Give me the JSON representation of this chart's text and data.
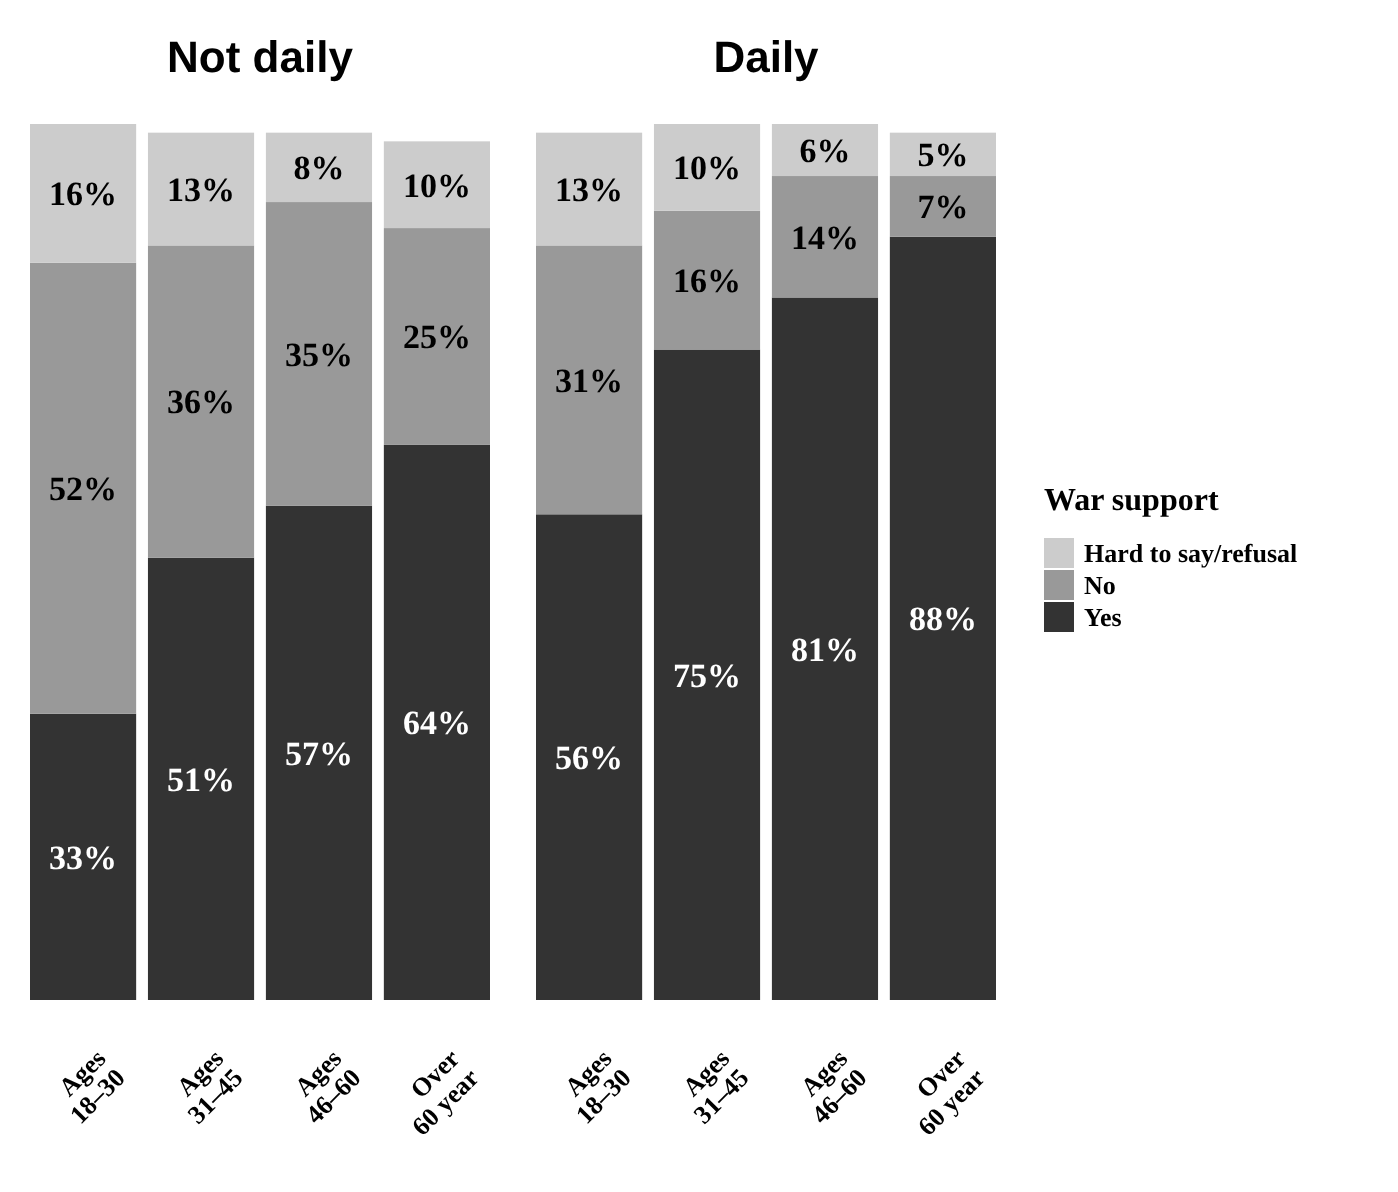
{
  "chart_data": [
    {
      "type": "bar",
      "title": "Not daily",
      "stacked": true,
      "legend": "right",
      "legend_title": "War support",
      "categories": [
        "Ages 18–30",
        "Ages 31–45",
        "Ages 46–60",
        "Over 60 year"
      ],
      "series": [
        {
          "name": "Yes",
          "color": "#333333",
          "values": [
            33,
            51,
            57,
            64
          ],
          "value_labels": [
            "33%",
            "51%",
            "57%",
            "64%"
          ]
        },
        {
          "name": "No",
          "color": "#999999",
          "values": [
            52,
            36,
            35,
            25
          ],
          "value_labels": [
            "52%",
            "36%",
            "35%",
            "25%"
          ]
        },
        {
          "name": "Hard to say/refusal",
          "color": "#cccccc",
          "values": [
            16,
            13,
            8,
            10
          ],
          "value_labels": [
            "16%",
            "13%",
            "8%",
            "10%"
          ]
        }
      ]
    },
    {
      "type": "bar",
      "title": "Daily",
      "stacked": true,
      "categories": [
        "Ages 18–30",
        "Ages 31–45",
        "Ages 46–60",
        "Over 60 year"
      ],
      "series": [
        {
          "color": "#333333",
          "values": [
            56,
            75,
            81,
            88
          ],
          "value_labels": [
            "56%",
            "75%",
            "81%",
            "88%"
          ]
        },
        {
          "color": "#999999",
          "values": [
            31,
            16,
            14,
            7
          ],
          "value_labels": [
            "31%",
            "16%",
            "14%",
            "7%"
          ]
        },
        {
          "color": "#cccccc",
          "values": [
            13,
            10,
            6,
            5
          ],
          "value_labels": [
            "13%",
            "10%",
            "6%",
            "5%"
          ]
        }
      ]
    }
  ]
}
+++++
**EXERCISE OBJECTIVE**
Reproduce the full listing faithfully, but do not carry over any pictures.

**RESULT FOR THIS TASK**
Give me the JSON representation of this chart's text and data.
{
  "chart_data": [
    {
      "type": "bar",
      "title": "Not daily",
      "stacked": true,
      "legend": "right",
      "legend_title": "War support",
      "categories": [
        "Ages 18–30",
        "Ages 31–45",
        "Ages 46–60",
        "Over 60 year"
      ],
      "series": [
        {
          "name": "Yes",
          "color": "#333333",
          "values": [
            33,
            51,
            57,
            64
          ],
          "value_labels": [
            "33%",
            "51%",
            "57%",
            "64%"
          ]
        },
        {
          "name": "No",
          "color": "#999999",
          "values": [
            52,
            36,
            35,
            25
          ],
          "value_labels": [
            "52%",
            "36%",
            "35%",
            "25%"
          ]
        },
        {
          "name": "Hard to say/refusal",
          "color": "#cccccc",
          "values": [
            16,
            13,
            8,
            10
          ],
          "value_labels": [
            "16%",
            "13%",
            "8%",
            "10%"
          ]
        }
      ]
    },
    {
      "type": "bar",
      "title": "Daily",
      "stacked": true,
      "categories": [
        "Ages 18–30",
        "Ages 31–45",
        "Ages 46–60",
        "Over 60 year"
      ],
      "series": [
        {
          "color": "#333333",
          "values": [
            56,
            75,
            81,
            88
          ],
          "value_labels": [
            "56%",
            "75%",
            "81%",
            "88%"
          ]
        },
        {
          "color": "#999999",
          "values": [
            31,
            16,
            14,
            7
          ],
          "value_labels": [
            "31%",
            "16%",
            "14%",
            "7%"
          ]
        },
        {
          "color": "#cccccc",
          "values": [
            13,
            10,
            6,
            5
          ],
          "value_labels": [
            "13%",
            "10%",
            "6%",
            "5%"
          ]
        }
      ]
    }
  ]
}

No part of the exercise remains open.